Output every entry exactly, from the first line to the last.
-- start --
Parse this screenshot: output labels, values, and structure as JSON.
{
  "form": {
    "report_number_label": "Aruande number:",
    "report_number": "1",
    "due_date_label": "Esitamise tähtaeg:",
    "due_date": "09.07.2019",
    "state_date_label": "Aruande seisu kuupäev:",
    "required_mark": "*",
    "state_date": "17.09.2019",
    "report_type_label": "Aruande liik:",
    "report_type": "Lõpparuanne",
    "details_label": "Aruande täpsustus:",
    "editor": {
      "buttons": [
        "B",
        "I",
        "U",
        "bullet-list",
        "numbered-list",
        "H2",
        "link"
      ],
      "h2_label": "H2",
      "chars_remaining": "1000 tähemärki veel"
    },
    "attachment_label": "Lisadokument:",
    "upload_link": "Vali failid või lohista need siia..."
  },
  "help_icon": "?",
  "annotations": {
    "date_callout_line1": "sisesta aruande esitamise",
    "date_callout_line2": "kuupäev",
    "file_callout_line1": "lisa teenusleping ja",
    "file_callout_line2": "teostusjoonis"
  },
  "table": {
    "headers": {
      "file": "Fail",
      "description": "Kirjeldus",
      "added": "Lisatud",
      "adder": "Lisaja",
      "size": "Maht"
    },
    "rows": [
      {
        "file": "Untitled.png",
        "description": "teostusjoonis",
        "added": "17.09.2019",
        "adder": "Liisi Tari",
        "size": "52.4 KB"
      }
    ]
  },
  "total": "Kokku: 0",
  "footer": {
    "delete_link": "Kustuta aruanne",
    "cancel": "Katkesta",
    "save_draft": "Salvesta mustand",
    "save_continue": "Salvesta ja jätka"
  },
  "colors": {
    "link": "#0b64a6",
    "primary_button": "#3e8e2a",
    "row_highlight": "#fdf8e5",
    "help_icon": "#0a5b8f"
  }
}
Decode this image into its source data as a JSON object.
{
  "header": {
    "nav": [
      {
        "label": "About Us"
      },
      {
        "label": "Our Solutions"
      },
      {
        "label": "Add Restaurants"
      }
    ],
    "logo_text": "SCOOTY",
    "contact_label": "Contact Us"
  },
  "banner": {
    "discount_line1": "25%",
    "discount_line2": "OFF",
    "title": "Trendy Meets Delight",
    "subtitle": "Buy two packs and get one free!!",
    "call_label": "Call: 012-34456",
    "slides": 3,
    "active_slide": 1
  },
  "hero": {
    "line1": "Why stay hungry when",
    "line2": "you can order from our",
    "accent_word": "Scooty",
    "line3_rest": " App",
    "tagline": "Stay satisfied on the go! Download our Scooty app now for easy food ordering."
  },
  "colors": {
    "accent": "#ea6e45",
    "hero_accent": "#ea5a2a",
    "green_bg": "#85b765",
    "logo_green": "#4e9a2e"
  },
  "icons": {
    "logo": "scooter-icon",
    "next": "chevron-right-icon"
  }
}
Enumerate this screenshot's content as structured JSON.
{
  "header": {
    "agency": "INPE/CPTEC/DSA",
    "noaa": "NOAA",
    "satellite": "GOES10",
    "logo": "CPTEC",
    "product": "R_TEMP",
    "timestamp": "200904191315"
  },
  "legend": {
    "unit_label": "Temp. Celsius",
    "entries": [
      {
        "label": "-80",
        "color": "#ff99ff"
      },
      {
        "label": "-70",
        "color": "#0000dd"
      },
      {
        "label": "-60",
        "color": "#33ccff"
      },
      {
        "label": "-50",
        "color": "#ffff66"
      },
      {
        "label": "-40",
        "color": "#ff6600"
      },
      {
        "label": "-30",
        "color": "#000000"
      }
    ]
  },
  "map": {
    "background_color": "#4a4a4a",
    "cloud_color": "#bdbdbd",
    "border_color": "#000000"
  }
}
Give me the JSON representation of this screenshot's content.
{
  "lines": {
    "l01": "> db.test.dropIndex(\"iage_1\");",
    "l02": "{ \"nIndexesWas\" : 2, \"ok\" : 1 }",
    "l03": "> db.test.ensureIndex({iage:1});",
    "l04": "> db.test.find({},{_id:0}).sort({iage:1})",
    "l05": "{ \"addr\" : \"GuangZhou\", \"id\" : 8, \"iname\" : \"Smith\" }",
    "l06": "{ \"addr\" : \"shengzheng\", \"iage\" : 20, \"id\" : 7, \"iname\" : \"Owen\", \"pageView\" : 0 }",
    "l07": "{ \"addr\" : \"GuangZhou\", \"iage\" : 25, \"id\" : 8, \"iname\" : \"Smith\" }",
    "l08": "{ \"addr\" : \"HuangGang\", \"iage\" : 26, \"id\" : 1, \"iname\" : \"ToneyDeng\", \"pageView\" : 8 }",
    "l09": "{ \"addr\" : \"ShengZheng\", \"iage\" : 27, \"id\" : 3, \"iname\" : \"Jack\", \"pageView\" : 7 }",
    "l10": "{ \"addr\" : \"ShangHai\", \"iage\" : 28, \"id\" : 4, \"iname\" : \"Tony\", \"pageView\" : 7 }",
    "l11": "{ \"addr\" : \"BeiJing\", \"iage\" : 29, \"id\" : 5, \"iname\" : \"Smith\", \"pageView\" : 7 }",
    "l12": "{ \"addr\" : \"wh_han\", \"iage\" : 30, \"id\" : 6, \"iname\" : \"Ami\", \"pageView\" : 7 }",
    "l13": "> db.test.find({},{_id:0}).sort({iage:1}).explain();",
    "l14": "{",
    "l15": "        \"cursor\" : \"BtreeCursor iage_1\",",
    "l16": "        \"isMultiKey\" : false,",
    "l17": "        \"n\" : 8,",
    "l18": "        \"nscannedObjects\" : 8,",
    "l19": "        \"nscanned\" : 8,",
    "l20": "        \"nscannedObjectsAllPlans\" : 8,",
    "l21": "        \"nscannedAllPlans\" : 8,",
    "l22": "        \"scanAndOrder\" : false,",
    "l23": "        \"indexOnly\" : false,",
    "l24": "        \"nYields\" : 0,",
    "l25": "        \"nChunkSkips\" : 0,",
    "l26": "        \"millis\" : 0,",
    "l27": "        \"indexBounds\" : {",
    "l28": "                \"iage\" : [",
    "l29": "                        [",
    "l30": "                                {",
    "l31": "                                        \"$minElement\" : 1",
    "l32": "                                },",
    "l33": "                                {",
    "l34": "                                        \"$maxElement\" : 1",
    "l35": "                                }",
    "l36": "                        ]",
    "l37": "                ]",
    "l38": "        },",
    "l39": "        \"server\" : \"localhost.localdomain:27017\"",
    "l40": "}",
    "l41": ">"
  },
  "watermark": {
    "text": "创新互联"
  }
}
-- end --
ANSWER FOR THIS EXERCISE ->
Parse this screenshot: output labels, values, and structure as JSON.
{
  "form": {
    "report_number_label": "Aruande number:",
    "report_number": "1",
    "due_date_label": "Esitamise tähtaeg:",
    "due_date": "09.07.2019",
    "state_date_label": "Aruande seisu kuupäev:",
    "required_mark": "*",
    "state_date": "17.09.2019",
    "report_type_label": "Aruande liik:",
    "report_type": "Lõpparuanne",
    "details_label": "Aruande täpsustus:",
    "editor": {
      "buttons": [
        "B",
        "I",
        "U",
        "bullet-list",
        "numbered-list",
        "H2",
        "link"
      ],
      "h2_label": "H2",
      "chars_remaining": "1000 tähemärki veel"
    },
    "attachment_label": "Lisadokument:",
    "upload_link": "Vali failid või lohista need siia..."
  },
  "help_icon": "?",
  "annotations": {
    "date_callout_line1": "sisesta aruande esitamise",
    "date_callout_line2": "kuupäev",
    "file_callout_line1": "lisa teenusleping ja",
    "file_callout_line2": "teostusjoonis"
  },
  "table": {
    "headers": {
      "file": "Fail",
      "description": "Kirjeldus",
      "added": "Lisatud",
      "adder": "Lisaja",
      "size": "Maht"
    },
    "rows": [
      {
        "file": "Untitled.png",
        "description": "teostusjoonis",
        "added": "17.09.2019",
        "adder": "Liisi Tari",
        "size": "52.4 KB"
      }
    ]
  },
  "total": "Kokku: 0",
  "footer": {
    "delete_link": "Kustuta aruanne",
    "cancel": "Katkesta",
    "save_draft": "Salvesta mustand",
    "save_continue": "Salvesta ja jätka"
  },
  "colors": {
    "link": "#0b64a6",
    "primary_button": "#3e8e2a",
    "row_highlight": "#fdf8e5",
    "help_icon": "#0a5b8f"
  }
}
Decode this image into its source data as a JSON object.
{
  "header": {
    "nav": [
      {
        "label": "About Us"
      },
      {
        "label": "Our Solutions"
      },
      {
        "label": "Add Restaurants"
      }
    ],
    "logo_text": "SCOOTY",
    "contact_label": "Contact Us"
  },
  "banner": {
    "discount_line1": "25%",
    "discount_line2": "OFF",
    "title": "Trendy Meets Delight",
    "subtitle": "Buy two packs and get one free!!",
    "call_label": "Call: 012-34456",
    "slides": 3,
    "active_slide": 1
  },
  "hero": {
    "line1": "Why stay hungry when",
    "line2": "you can order from our",
    "accent_word": "Scooty",
    "line3_rest": " App",
    "tagline": "Stay satisfied on the go! Download our Scooty app now for easy food ordering."
  },
  "colors": {
    "accent": "#ea6e45",
    "hero_accent": "#ea5a2a",
    "green_bg": "#85b765",
    "logo_green": "#4e9a2e"
  },
  "icons": {
    "logo": "scooter-icon",
    "next": "chevron-right-icon"
  }
}
Enumerate this screenshot's content as structured JSON.
{
  "header": {
    "agency": "INPE/CPTEC/DSA",
    "noaa": "NOAA",
    "satellite": "GOES10",
    "logo": "CPTEC",
    "product": "R_TEMP",
    "timestamp": "200904191315"
  },
  "legend": {
    "unit_label": "Temp. Celsius",
    "entries": [
      {
        "label": "-80",
        "color": "#ff99ff"
      },
      {
        "label": "-70",
        "color": "#0000dd"
      },
      {
        "label": "-60",
        "color": "#33ccff"
      },
      {
        "label": "-50",
        "color": "#ffff66"
      },
      {
        "label": "-40",
        "color": "#ff6600"
      },
      {
        "label": "-30",
        "color": "#000000"
      }
    ]
  },
  "map": {
    "background_color": "#4a4a4a",
    "cloud_color": "#bdbdbd",
    "border_color": "#000000"
  }
}
Give me the JSON representation of this screenshot's content.
{
  "lines": {
    "l01": "> db.test.dropIndex(\"iage_1\");",
    "l02": "{ \"nIndexesWas\" : 2, \"ok\" : 1 }",
    "l03": "> db.test.ensureIndex({iage:1});",
    "l04": "> db.test.find({},{_id:0}).sort({iage:1})",
    "l05": "{ \"addr\" : \"GuangZhou\", \"id\" : 8, \"iname\" : \"Smith\" }",
    "l06": "{ \"addr\" : \"shengzheng\", \"iage\" : 20, \"id\" : 7, \"iname\" : \"Owen\", \"pageView\" : 0 }",
    "l07": "{ \"addr\" : \"GuangZhou\", \"iage\" : 25, \"id\" : 8, \"iname\" : \"Smith\" }",
    "l08": "{ \"addr\" : \"HuangGang\", \"iage\" : 26, \"id\" : 1, \"iname\" : \"ToneyDeng\", \"pageView\" : 8 }",
    "l09": "{ \"addr\" : \"ShengZheng\", \"iage\" : 27, \"id\" : 3, \"iname\" : \"Jack\", \"pageView\" : 7 }",
    "l10": "{ \"addr\" : \"ShangHai\", \"iage\" : 28, \"id\" : 4, \"iname\" : \"Tony\", \"pageView\" : 7 }",
    "l11": "{ \"addr\" : \"BeiJing\", \"iage\" : 29, \"id\" : 5, \"iname\" : \"Smith\", \"pageView\" : 7 }",
    "l12": "{ \"addr\" : \"wh_han\", \"iage\" : 30, \"id\" : 6, \"iname\" : \"Ami\", \"pageView\" : 7 }",
    "l13": "> db.test.find({},{_id:0}).sort({iage:1}).explain();",
    "l14": "{",
    "l15": "        \"cursor\" : \"BtreeCursor iage_1\",",
    "l16": "        \"isMultiKey\" : false,",
    "l17": "        \"n\" : 8,",
    "l18": "        \"nscannedObjects\" : 8,",
    "l19": "        \"nscanned\" : 8,",
    "l20": "        \"nscannedObjectsAllPlans\" : 8,",
    "l21": "        \"nscannedAllPlans\" : 8,",
    "l22": "        \"scanAndOrder\" : false,",
    "l23": "        \"indexOnly\" : false,",
    "l24": "        \"nYields\" : 0,",
    "l25": "        \"nChunkSkips\" : 0,",
    "l26": "        \"millis\" : 0,",
    "l27": "        \"indexBounds\" : {",
    "l28": "                \"iage\" : [",
    "l29": "                        [",
    "l30": "                                {",
    "l31": "                                        \"$minElement\" : 1",
    "l32": "                                },",
    "l33": "                                {",
    "l34": "                                        \"$maxElement\" : 1",
    "l35": "                                }",
    "l36": "                        ]",
    "l37": "                ]",
    "l38": "        },",
    "l39": "        \"server\" : \"localhost.localdomain:27017\"",
    "l40": "}",
    "l41": ">"
  },
  "watermark": {
    "text": "创新互联"
  }
}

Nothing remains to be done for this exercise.